* [Task instructions]:
Pick out every line of the entries below where "Excellent" occurs, and copy those lines.

* [Dataset excerpts]:
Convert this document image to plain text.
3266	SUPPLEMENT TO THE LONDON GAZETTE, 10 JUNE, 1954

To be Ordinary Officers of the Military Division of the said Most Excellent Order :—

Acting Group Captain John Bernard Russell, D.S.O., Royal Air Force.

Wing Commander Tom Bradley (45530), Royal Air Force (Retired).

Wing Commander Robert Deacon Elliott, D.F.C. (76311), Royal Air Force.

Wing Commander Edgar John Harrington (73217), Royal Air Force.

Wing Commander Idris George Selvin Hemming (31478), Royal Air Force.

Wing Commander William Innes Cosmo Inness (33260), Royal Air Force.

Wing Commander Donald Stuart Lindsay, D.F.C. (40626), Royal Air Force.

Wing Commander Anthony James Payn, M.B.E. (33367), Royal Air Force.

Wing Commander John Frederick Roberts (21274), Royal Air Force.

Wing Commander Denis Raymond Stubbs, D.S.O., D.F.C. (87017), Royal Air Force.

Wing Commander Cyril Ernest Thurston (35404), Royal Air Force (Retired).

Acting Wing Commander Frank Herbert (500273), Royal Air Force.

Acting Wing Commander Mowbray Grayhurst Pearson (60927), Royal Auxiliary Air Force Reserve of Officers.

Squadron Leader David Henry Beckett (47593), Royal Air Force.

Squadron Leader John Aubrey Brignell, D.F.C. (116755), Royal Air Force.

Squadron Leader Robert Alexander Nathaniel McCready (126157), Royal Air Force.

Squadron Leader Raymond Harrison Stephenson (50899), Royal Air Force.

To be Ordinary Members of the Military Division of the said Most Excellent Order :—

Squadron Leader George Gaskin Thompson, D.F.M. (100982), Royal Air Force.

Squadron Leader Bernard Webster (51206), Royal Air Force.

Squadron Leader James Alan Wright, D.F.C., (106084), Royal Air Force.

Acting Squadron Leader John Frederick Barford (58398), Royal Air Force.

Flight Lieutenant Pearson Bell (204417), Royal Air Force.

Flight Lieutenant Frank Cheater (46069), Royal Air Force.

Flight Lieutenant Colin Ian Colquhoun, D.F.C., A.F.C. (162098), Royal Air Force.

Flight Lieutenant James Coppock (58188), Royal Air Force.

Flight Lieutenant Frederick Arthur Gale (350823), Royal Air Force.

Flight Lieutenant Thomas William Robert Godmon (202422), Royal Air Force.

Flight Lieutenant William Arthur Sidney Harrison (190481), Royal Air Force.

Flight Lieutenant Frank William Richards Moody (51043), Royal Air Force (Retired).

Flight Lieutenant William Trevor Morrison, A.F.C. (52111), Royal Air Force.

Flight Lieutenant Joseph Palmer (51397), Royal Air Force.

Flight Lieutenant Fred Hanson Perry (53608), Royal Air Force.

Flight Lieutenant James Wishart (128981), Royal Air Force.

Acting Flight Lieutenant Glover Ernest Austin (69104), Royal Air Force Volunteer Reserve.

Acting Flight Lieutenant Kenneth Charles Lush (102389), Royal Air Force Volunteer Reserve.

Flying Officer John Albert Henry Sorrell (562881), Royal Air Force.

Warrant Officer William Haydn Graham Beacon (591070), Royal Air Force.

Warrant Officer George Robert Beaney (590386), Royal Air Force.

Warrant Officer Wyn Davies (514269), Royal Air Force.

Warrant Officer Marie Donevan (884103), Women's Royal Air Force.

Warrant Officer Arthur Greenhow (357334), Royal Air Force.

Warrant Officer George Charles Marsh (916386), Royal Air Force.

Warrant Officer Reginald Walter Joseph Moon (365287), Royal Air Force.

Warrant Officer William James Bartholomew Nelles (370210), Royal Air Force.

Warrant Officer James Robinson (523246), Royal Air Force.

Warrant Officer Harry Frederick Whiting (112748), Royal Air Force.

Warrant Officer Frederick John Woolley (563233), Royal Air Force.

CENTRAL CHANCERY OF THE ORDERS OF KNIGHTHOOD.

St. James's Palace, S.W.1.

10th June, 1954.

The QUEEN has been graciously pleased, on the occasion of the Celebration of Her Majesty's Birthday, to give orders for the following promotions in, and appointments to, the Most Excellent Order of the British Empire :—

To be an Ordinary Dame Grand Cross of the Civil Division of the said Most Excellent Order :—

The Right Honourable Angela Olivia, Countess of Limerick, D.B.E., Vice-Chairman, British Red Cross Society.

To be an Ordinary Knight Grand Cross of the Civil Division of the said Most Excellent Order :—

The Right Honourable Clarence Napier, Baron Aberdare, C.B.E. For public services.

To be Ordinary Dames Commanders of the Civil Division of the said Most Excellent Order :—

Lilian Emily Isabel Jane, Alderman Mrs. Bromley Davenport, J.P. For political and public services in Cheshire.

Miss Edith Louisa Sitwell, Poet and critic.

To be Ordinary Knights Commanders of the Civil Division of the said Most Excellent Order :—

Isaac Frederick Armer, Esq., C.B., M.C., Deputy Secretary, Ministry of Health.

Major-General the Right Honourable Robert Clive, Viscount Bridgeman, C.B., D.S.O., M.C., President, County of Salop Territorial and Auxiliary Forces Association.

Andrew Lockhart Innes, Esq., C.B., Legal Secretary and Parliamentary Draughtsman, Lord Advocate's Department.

* [Correct result]:
To be Ordinary Officers of the Military Division of the said Most Excellent Order :—
To be Ordinary Members of the Military Division of the said Most Excellent Order :—
The QUEEN has been graciously pleased, on the occasion of the Celebration of Her Majesty's Birthday, to give orders for the following promotions in, and appointments to, the Most Excellent Order of the British Empire :—
To be an Ordinary Dame Grand Cross of the Civil Division of the said Most Excellent Order :—
To be an Ordinary Knight Grand Cross of the Civil Division of the said Most Excellent Order :—
To be Ordinary Dames Commanders of the Civil Division of the said Most Excellent Order :—
To be Ordinary Knights Commanders of the Civil Division of the said Most Excellent Order :—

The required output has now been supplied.